--- BEGIN ENTRIES SHOWN ---

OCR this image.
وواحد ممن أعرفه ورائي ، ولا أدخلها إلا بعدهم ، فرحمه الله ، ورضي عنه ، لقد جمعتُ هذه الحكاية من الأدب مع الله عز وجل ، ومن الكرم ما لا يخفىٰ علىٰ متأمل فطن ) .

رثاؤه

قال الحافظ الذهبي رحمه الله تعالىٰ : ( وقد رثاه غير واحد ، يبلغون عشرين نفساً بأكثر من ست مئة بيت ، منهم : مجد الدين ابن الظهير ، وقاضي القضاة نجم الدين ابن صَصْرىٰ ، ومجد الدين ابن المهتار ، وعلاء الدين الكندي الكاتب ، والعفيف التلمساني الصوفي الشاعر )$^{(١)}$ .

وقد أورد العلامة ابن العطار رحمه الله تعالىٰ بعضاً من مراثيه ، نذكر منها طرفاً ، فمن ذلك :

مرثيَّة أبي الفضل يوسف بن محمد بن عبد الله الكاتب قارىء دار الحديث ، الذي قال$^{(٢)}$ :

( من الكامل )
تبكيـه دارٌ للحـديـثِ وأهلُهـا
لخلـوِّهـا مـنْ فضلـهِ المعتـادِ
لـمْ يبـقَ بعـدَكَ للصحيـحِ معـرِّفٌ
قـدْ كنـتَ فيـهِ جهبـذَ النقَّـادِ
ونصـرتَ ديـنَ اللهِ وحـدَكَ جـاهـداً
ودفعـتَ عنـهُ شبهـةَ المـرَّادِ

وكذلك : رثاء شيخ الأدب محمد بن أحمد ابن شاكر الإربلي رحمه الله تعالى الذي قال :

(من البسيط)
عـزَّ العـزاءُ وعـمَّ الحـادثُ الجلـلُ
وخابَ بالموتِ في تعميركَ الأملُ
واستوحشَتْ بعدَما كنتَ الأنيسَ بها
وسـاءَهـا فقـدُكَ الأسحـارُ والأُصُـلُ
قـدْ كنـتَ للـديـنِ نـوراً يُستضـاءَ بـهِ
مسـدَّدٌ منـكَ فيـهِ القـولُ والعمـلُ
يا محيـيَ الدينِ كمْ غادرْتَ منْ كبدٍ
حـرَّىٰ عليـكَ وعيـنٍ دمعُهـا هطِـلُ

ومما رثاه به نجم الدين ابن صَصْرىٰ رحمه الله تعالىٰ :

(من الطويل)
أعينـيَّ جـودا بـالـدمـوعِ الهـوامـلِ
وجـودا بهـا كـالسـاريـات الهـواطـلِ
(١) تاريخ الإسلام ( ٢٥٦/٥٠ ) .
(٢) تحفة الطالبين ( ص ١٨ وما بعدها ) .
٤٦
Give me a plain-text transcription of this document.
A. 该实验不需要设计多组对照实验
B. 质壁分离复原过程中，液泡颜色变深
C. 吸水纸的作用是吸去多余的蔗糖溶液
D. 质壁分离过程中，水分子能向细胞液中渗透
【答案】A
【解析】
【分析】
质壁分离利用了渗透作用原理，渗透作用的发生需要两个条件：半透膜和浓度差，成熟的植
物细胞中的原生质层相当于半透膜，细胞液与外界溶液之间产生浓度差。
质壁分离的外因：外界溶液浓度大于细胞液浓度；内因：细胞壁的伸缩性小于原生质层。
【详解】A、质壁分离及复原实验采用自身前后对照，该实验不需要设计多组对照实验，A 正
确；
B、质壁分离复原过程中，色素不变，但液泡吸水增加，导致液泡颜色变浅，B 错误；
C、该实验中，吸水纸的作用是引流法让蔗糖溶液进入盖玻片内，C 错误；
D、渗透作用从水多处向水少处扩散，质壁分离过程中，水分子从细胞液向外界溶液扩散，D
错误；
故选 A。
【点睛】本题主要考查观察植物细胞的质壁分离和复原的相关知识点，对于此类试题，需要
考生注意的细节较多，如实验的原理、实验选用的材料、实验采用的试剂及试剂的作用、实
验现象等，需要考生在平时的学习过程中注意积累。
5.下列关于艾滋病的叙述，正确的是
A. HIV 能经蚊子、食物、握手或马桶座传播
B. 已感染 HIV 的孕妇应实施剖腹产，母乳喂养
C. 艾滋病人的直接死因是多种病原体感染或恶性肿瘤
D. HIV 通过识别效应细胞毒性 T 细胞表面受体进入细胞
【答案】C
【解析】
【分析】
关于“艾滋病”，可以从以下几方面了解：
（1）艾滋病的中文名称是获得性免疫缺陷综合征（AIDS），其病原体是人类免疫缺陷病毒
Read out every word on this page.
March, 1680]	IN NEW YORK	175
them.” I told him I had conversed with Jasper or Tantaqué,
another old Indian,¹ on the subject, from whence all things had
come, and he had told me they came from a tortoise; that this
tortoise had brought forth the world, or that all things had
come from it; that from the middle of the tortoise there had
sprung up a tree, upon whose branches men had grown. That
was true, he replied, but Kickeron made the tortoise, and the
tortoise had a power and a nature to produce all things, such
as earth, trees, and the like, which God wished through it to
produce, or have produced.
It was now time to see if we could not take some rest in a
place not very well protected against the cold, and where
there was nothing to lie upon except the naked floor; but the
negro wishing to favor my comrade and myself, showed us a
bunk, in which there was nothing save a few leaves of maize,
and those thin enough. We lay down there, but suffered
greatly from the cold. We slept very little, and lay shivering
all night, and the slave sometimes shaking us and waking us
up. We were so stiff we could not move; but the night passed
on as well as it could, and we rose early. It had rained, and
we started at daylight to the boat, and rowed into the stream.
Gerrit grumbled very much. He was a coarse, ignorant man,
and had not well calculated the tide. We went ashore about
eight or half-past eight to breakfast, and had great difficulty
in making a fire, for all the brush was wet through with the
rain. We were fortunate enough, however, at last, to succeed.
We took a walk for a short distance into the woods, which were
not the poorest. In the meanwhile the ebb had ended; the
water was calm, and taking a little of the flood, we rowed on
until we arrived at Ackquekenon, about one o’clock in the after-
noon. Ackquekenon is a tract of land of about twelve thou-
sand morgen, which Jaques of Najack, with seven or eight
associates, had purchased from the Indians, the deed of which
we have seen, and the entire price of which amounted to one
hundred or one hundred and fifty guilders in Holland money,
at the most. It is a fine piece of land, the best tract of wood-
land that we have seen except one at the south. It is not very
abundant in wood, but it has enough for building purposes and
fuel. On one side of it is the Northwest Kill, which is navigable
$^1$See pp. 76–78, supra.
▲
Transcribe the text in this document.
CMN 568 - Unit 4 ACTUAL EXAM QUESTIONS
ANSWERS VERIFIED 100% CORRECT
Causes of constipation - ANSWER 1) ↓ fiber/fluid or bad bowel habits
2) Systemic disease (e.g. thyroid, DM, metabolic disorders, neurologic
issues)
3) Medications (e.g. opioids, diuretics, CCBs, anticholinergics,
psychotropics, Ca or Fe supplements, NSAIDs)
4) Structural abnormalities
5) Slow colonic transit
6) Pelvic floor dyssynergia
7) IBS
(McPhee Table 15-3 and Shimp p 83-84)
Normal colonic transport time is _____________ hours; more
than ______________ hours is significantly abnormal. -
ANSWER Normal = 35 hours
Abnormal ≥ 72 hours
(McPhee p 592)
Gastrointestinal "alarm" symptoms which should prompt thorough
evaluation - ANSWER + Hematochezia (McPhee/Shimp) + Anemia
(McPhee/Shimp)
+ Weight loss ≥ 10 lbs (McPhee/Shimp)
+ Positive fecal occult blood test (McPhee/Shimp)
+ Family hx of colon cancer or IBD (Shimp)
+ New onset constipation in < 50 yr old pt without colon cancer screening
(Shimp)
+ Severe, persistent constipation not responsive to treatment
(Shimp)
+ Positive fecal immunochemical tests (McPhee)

--- END ENTRIES SHOWN ---

◆ YOUR TASK
Read the data above and pull out each line that holds the string "which".

◆ WRITTEN RESPONSE
as earth, trees, and the like, which God wished through it to
bunk, in which there was nothing save a few leaves of maize,
We took a walk for a short distance into the woods, which were
sand morgen, which Jaques of Najack, with seven or eight
associates, had purchased from the Indians, the deed of which
we have seen, and the entire price of which amounted to one
fuel. On one side of it is the Northwest Kill, which is navigable
Gastrointestinal "alarm" symptoms which should prompt thorough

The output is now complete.